_Written task_. Copy all lines below containing "true".

_Material provided_.
§ §
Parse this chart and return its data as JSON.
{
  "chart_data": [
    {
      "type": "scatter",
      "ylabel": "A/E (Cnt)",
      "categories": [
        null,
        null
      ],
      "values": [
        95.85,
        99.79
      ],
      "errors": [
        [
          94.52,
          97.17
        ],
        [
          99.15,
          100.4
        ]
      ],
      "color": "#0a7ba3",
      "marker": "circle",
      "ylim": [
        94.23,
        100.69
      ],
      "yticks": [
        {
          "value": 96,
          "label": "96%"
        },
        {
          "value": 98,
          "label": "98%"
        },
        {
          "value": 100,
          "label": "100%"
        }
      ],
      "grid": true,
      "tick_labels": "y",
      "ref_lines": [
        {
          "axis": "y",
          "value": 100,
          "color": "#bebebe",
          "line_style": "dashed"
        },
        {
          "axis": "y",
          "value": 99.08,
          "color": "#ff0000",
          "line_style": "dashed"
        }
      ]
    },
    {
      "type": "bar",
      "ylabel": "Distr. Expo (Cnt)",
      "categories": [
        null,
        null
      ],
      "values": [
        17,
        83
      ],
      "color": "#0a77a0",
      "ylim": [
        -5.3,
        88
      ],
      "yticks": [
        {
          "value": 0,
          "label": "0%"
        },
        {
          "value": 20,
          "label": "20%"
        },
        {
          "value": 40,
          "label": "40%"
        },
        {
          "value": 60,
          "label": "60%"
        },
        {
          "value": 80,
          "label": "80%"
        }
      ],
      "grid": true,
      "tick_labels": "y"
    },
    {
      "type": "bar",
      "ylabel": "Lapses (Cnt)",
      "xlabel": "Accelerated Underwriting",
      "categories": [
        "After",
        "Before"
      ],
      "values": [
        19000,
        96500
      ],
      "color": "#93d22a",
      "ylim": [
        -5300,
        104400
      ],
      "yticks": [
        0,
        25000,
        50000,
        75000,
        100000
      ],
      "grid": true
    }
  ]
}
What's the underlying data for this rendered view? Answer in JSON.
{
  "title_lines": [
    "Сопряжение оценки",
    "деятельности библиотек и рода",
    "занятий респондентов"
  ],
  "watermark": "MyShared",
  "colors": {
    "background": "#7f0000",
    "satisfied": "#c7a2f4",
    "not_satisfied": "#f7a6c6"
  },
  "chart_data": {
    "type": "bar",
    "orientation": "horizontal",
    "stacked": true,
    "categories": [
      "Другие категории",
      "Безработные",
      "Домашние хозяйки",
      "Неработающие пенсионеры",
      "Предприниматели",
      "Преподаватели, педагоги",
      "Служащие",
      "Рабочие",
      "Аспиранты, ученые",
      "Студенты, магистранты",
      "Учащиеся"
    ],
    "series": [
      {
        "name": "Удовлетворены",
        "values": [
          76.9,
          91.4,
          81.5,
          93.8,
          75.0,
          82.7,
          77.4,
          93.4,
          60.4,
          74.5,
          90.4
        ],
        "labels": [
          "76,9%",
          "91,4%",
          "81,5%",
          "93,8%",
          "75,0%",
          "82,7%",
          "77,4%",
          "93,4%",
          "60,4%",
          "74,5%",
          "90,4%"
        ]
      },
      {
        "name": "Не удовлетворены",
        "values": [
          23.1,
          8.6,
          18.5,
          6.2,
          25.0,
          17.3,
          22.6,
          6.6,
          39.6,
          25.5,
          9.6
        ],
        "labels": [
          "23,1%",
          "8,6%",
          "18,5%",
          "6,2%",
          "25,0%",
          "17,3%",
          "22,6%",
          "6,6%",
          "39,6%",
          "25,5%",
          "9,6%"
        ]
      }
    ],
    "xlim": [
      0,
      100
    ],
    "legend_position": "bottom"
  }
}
§ §
_Output of the exercise_.
      "grid": true,
      "grid": true,
      "grid": true
    "stacked": true,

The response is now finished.